→ **Entries from a visual dataset**

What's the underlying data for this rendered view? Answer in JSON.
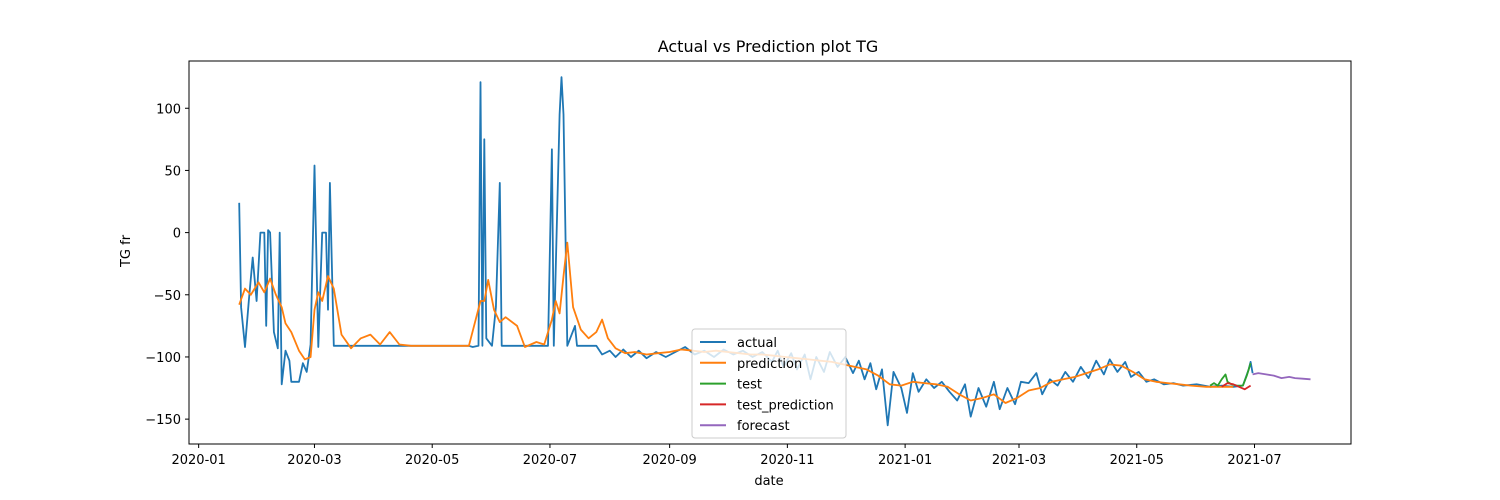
{
  "chart_data": {
    "type": "line",
    "title": "Actual vs Prediction plot TG",
    "xlabel": "date",
    "ylabel": "TG fr",
    "xlim": [
      "2019-12-27",
      "2021-08-20"
    ],
    "ylim": [
      -170,
      138
    ],
    "x_ticks": [
      "2020-01",
      "2020-03",
      "2020-05",
      "2020-07",
      "2020-09",
      "2020-11",
      "2021-01",
      "2021-03",
      "2021-05",
      "2021-07"
    ],
    "y_ticks": [
      100,
      50,
      0,
      -50,
      -100,
      -150
    ],
    "grid": false,
    "legend_position": "lower-center",
    "series": [
      {
        "name": "actual",
        "color": "#1f77b4",
        "points": [
          [
            "2020-01-22",
            24
          ],
          [
            "2020-01-23",
            -60
          ],
          [
            "2020-01-25",
            -92
          ],
          [
            "2020-01-27",
            -55
          ],
          [
            "2020-01-29",
            -20
          ],
          [
            "2020-01-31",
            -55
          ],
          [
            "2020-02-02",
            0
          ],
          [
            "2020-02-04",
            0
          ],
          [
            "2020-02-05",
            -75
          ],
          [
            "2020-02-06",
            2
          ],
          [
            "2020-02-07",
            0
          ],
          [
            "2020-02-09",
            -80
          ],
          [
            "2020-02-11",
            -93
          ],
          [
            "2020-02-12",
            0
          ],
          [
            "2020-02-13",
            -122
          ],
          [
            "2020-02-15",
            -95
          ],
          [
            "2020-02-17",
            -103
          ],
          [
            "2020-02-18",
            -120
          ],
          [
            "2020-02-22",
            -120
          ],
          [
            "2020-02-24",
            -105
          ],
          [
            "2020-02-26",
            -112
          ],
          [
            "2020-02-28",
            -90
          ],
          [
            "2020-03-01",
            54
          ],
          [
            "2020-03-03",
            -92
          ],
          [
            "2020-03-05",
            0
          ],
          [
            "2020-03-07",
            0
          ],
          [
            "2020-03-08",
            -62
          ],
          [
            "2020-03-09",
            40
          ],
          [
            "2020-03-11",
            -91
          ],
          [
            "2020-04-15",
            -91
          ],
          [
            "2020-05-20",
            -91
          ],
          [
            "2020-05-22",
            -92
          ],
          [
            "2020-05-25",
            -91
          ],
          [
            "2020-05-26",
            121
          ],
          [
            "2020-05-27",
            -91
          ],
          [
            "2020-05-28",
            75
          ],
          [
            "2020-05-29",
            -85
          ],
          [
            "2020-06-01",
            -91
          ],
          [
            "2020-06-03",
            -60
          ],
          [
            "2020-06-05",
            40
          ],
          [
            "2020-06-06",
            -91
          ],
          [
            "2020-06-30",
            -91
          ],
          [
            "2020-07-02",
            67
          ],
          [
            "2020-07-03",
            -91
          ],
          [
            "2020-07-06",
            95
          ],
          [
            "2020-07-07",
            125
          ],
          [
            "2020-07-08",
            95
          ],
          [
            "2020-07-10",
            -91
          ],
          [
            "2020-07-14",
            -75
          ],
          [
            "2020-07-15",
            -91
          ],
          [
            "2020-07-25",
            -91
          ],
          [
            "2020-07-28",
            -98
          ],
          [
            "2020-08-01",
            -95
          ],
          [
            "2020-08-04",
            -100
          ],
          [
            "2020-08-08",
            -94
          ],
          [
            "2020-08-12",
            -100
          ],
          [
            "2020-08-16",
            -95
          ],
          [
            "2020-08-20",
            -101
          ],
          [
            "2020-08-25",
            -96
          ],
          [
            "2020-08-30",
            -100
          ],
          [
            "2020-09-04",
            -96
          ],
          [
            "2020-09-09",
            -92
          ],
          [
            "2020-09-14",
            -98
          ],
          [
            "2020-09-19",
            -95
          ],
          [
            "2020-09-24",
            -100
          ],
          [
            "2020-09-29",
            -94
          ],
          [
            "2020-10-04",
            -98
          ],
          [
            "2020-10-09",
            -95
          ],
          [
            "2020-10-14",
            -100
          ],
          [
            "2020-10-19",
            -96
          ],
          [
            "2020-10-24",
            -104
          ],
          [
            "2020-10-27",
            -95
          ],
          [
            "2020-10-30",
            -108
          ],
          [
            "2020-11-03",
            -97
          ],
          [
            "2020-11-06",
            -110
          ],
          [
            "2020-11-10",
            -98
          ],
          [
            "2020-11-13",
            -118
          ],
          [
            "2020-11-16",
            -100
          ],
          [
            "2020-11-20",
            -112
          ],
          [
            "2020-11-23",
            -96
          ],
          [
            "2020-11-27",
            -108
          ],
          [
            "2020-12-01",
            -100
          ],
          [
            "2020-12-05",
            -113
          ],
          [
            "2020-12-08",
            -103
          ],
          [
            "2020-12-11",
            -118
          ],
          [
            "2020-12-14",
            -105
          ],
          [
            "2020-12-17",
            -126
          ],
          [
            "2020-12-20",
            -110
          ],
          [
            "2020-12-23",
            -155
          ],
          [
            "2020-12-26",
            -112
          ],
          [
            "2020-12-30",
            -125
          ],
          [
            "2021-01-02",
            -145
          ],
          [
            "2021-01-05",
            -113
          ],
          [
            "2021-01-08",
            -128
          ],
          [
            "2021-01-12",
            -118
          ],
          [
            "2021-01-16",
            -125
          ],
          [
            "2021-01-20",
            -120
          ],
          [
            "2021-01-24",
            -128
          ],
          [
            "2021-01-28",
            -135
          ],
          [
            "2021-02-01",
            -122
          ],
          [
            "2021-02-04",
            -148
          ],
          [
            "2021-02-08",
            -125
          ],
          [
            "2021-02-12",
            -140
          ],
          [
            "2021-02-16",
            -120
          ],
          [
            "2021-02-19",
            -142
          ],
          [
            "2021-02-23",
            -125
          ],
          [
            "2021-02-27",
            -138
          ],
          [
            "2021-03-02",
            -120
          ],
          [
            "2021-03-06",
            -121
          ],
          [
            "2021-03-10",
            -113
          ],
          [
            "2021-03-13",
            -130
          ],
          [
            "2021-03-17",
            -118
          ],
          [
            "2021-03-21",
            -123
          ],
          [
            "2021-03-25",
            -112
          ],
          [
            "2021-03-29",
            -120
          ],
          [
            "2021-04-02",
            -108
          ],
          [
            "2021-04-06",
            -117
          ],
          [
            "2021-04-10",
            -103
          ],
          [
            "2021-04-14",
            -114
          ],
          [
            "2021-04-17",
            -102
          ],
          [
            "2021-04-21",
            -112
          ],
          [
            "2021-04-25",
            -104
          ],
          [
            "2021-04-28",
            -116
          ],
          [
            "2021-05-02",
            -112
          ],
          [
            "2021-05-06",
            -120
          ],
          [
            "2021-05-10",
            -118
          ],
          [
            "2021-05-15",
            -122
          ],
          [
            "2021-05-20",
            -121
          ],
          [
            "2021-05-25",
            -123
          ],
          [
            "2021-06-01",
            -122
          ],
          [
            "2021-06-08",
            -124
          ],
          [
            "2021-06-14",
            -123
          ],
          [
            "2021-06-20",
            -124
          ],
          [
            "2021-06-25",
            -123
          ],
          [
            "2021-06-28",
            -110
          ],
          [
            "2021-06-29",
            -104
          ],
          [
            "2021-06-30",
            -113
          ]
        ]
      },
      {
        "name": "prediction",
        "color": "#ff7f0e",
        "points": [
          [
            "2020-01-22",
            -58
          ],
          [
            "2020-01-25",
            -45
          ],
          [
            "2020-01-28",
            -50
          ],
          [
            "2020-02-01",
            -40
          ],
          [
            "2020-02-04",
            -48
          ],
          [
            "2020-02-07",
            -37
          ],
          [
            "2020-02-10",
            -50
          ],
          [
            "2020-02-13",
            -60
          ],
          [
            "2020-02-15",
            -73
          ],
          [
            "2020-02-18",
            -80
          ],
          [
            "2020-02-22",
            -95
          ],
          [
            "2020-02-25",
            -102
          ],
          [
            "2020-02-28",
            -100
          ],
          [
            "2020-03-01",
            -62
          ],
          [
            "2020-03-03",
            -48
          ],
          [
            "2020-03-05",
            -55
          ],
          [
            "2020-03-08",
            -35
          ],
          [
            "2020-03-11",
            -45
          ],
          [
            "2020-03-15",
            -82
          ],
          [
            "2020-03-20",
            -93
          ],
          [
            "2020-03-25",
            -85
          ],
          [
            "2020-03-30",
            -82
          ],
          [
            "2020-04-04",
            -90
          ],
          [
            "2020-04-09",
            -80
          ],
          [
            "2020-04-14",
            -90
          ],
          [
            "2020-04-20",
            -91
          ],
          [
            "2020-05-20",
            -91
          ],
          [
            "2020-05-26",
            -55
          ],
          [
            "2020-05-28",
            -55
          ],
          [
            "2020-05-30",
            -38
          ],
          [
            "2020-06-02",
            -62
          ],
          [
            "2020-06-05",
            -72
          ],
          [
            "2020-06-08",
            -68
          ],
          [
            "2020-06-14",
            -75
          ],
          [
            "2020-06-18",
            -92
          ],
          [
            "2020-06-24",
            -88
          ],
          [
            "2020-06-28",
            -90
          ],
          [
            "2020-07-02",
            -70
          ],
          [
            "2020-07-04",
            -55
          ],
          [
            "2020-07-06",
            -65
          ],
          [
            "2020-07-08",
            -35
          ],
          [
            "2020-07-10",
            -8
          ],
          [
            "2020-07-13",
            -60
          ],
          [
            "2020-07-17",
            -78
          ],
          [
            "2020-07-21",
            -85
          ],
          [
            "2020-07-25",
            -80
          ],
          [
            "2020-07-28",
            -70
          ],
          [
            "2020-07-31",
            -85
          ],
          [
            "2020-08-04",
            -93
          ],
          [
            "2020-08-09",
            -97
          ],
          [
            "2020-08-14",
            -96
          ],
          [
            "2020-08-20",
            -98
          ],
          [
            "2020-08-26",
            -97
          ],
          [
            "2020-09-01",
            -96
          ],
          [
            "2020-09-07",
            -94
          ],
          [
            "2020-09-13",
            -95
          ],
          [
            "2020-09-19",
            -96
          ],
          [
            "2020-09-25",
            -95
          ],
          [
            "2020-10-01",
            -96
          ],
          [
            "2020-10-07",
            -97
          ],
          [
            "2020-10-13",
            -98
          ],
          [
            "2020-10-19",
            -98
          ],
          [
            "2020-10-25",
            -99
          ],
          [
            "2020-10-31",
            -100
          ],
          [
            "2020-11-06",
            -101
          ],
          [
            "2020-11-12",
            -102
          ],
          [
            "2020-11-18",
            -103
          ],
          [
            "2020-11-24",
            -104
          ],
          [
            "2020-11-30",
            -106
          ],
          [
            "2020-12-06",
            -108
          ],
          [
            "2020-12-12",
            -110
          ],
          [
            "2020-12-18",
            -115
          ],
          [
            "2020-12-24",
            -122
          ],
          [
            "2020-12-30",
            -123
          ],
          [
            "2021-01-05",
            -120
          ],
          [
            "2021-01-11",
            -121
          ],
          [
            "2021-01-17",
            -122
          ],
          [
            "2021-01-23",
            -124
          ],
          [
            "2021-01-29",
            -130
          ],
          [
            "2021-02-04",
            -135
          ],
          [
            "2021-02-10",
            -133
          ],
          [
            "2021-02-16",
            -130
          ],
          [
            "2021-02-22",
            -137
          ],
          [
            "2021-02-28",
            -133
          ],
          [
            "2021-03-06",
            -127
          ],
          [
            "2021-03-12",
            -125
          ],
          [
            "2021-03-18",
            -120
          ],
          [
            "2021-03-24",
            -118
          ],
          [
            "2021-03-30",
            -116
          ],
          [
            "2021-04-05",
            -113
          ],
          [
            "2021-04-11",
            -110
          ],
          [
            "2021-04-17",
            -106
          ],
          [
            "2021-04-23",
            -107
          ],
          [
            "2021-04-29",
            -112
          ],
          [
            "2021-05-05",
            -118
          ],
          [
            "2021-05-11",
            -120
          ],
          [
            "2021-05-17",
            -121
          ],
          [
            "2021-05-23",
            -122
          ],
          [
            "2021-05-29",
            -123
          ],
          [
            "2021-06-06",
            -124
          ],
          [
            "2021-06-14",
            -124
          ],
          [
            "2021-06-20",
            -124
          ]
        ]
      },
      {
        "name": "test",
        "color": "#2ca02c",
        "points": [
          [
            "2021-06-08",
            -123
          ],
          [
            "2021-06-10",
            -121
          ],
          [
            "2021-06-12",
            -123
          ],
          [
            "2021-06-14",
            -118
          ],
          [
            "2021-06-16",
            -114
          ],
          [
            "2021-06-17",
            -120
          ],
          [
            "2021-06-19",
            -122
          ],
          [
            "2021-06-22",
            -123
          ],
          [
            "2021-06-25",
            -123
          ],
          [
            "2021-06-27",
            -115
          ],
          [
            "2021-06-29",
            -105
          ]
        ]
      },
      {
        "name": "test_prediction",
        "color": "#d62728",
        "points": [
          [
            "2021-06-14",
            -124
          ],
          [
            "2021-06-17",
            -121
          ],
          [
            "2021-06-20",
            -122
          ],
          [
            "2021-06-23",
            -124
          ],
          [
            "2021-06-26",
            -126
          ],
          [
            "2021-06-29",
            -123
          ]
        ]
      },
      {
        "name": "forecast",
        "color": "#9467bd",
        "points": [
          [
            "2021-06-30",
            -114
          ],
          [
            "2021-07-03",
            -113
          ],
          [
            "2021-07-07",
            -114
          ],
          [
            "2021-07-11",
            -115
          ],
          [
            "2021-07-15",
            -117
          ],
          [
            "2021-07-19",
            -116
          ],
          [
            "2021-07-22",
            -117
          ],
          [
            "2021-07-26",
            -117.5
          ],
          [
            "2021-07-30",
            -118
          ]
        ]
      }
    ]
  }
}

→ **Task to complete**
Search the entries for the word "color", then gather every line that has it.

→ **Output for this task**
        "color": "#1f77b4",
        "color": "#ff7f0e",
        "color": "#2ca02c",
        "color": "#d62728",
        "color": "#9467bd",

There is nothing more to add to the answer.